Figure contents as structured data -
+--

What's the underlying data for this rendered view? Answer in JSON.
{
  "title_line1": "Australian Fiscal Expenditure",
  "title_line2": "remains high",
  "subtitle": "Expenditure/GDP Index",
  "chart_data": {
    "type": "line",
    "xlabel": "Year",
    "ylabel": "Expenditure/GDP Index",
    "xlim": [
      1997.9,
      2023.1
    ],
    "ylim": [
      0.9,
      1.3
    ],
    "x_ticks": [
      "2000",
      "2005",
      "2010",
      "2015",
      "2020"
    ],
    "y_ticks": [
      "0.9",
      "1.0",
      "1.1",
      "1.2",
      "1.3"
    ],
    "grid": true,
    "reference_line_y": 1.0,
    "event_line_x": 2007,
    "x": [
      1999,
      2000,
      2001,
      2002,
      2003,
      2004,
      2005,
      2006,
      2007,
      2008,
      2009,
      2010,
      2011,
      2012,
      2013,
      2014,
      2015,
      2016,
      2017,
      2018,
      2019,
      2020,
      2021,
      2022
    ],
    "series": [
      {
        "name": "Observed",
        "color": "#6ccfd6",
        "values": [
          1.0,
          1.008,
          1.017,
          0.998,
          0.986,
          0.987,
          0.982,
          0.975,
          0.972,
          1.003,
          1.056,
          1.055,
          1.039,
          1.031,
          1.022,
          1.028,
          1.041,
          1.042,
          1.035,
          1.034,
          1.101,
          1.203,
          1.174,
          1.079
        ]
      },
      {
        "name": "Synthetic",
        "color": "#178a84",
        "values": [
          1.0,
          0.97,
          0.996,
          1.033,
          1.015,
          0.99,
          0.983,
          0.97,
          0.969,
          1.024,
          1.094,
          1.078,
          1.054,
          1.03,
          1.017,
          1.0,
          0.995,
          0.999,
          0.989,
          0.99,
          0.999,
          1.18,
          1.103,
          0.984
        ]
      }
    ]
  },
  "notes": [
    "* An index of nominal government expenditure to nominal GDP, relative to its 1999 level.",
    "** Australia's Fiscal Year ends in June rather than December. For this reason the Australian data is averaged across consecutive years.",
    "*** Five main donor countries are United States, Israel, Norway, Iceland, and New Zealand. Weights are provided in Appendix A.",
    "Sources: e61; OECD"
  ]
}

+--

Directive -
Copy every line of the data that holds the string "Australian".

Finished answer -
  "title_line1": "Australian Fiscal Expenditure",
    "** Australia's Fiscal Year ends in June rather than December. For this reason the Australian data is averaged across consecutive years.",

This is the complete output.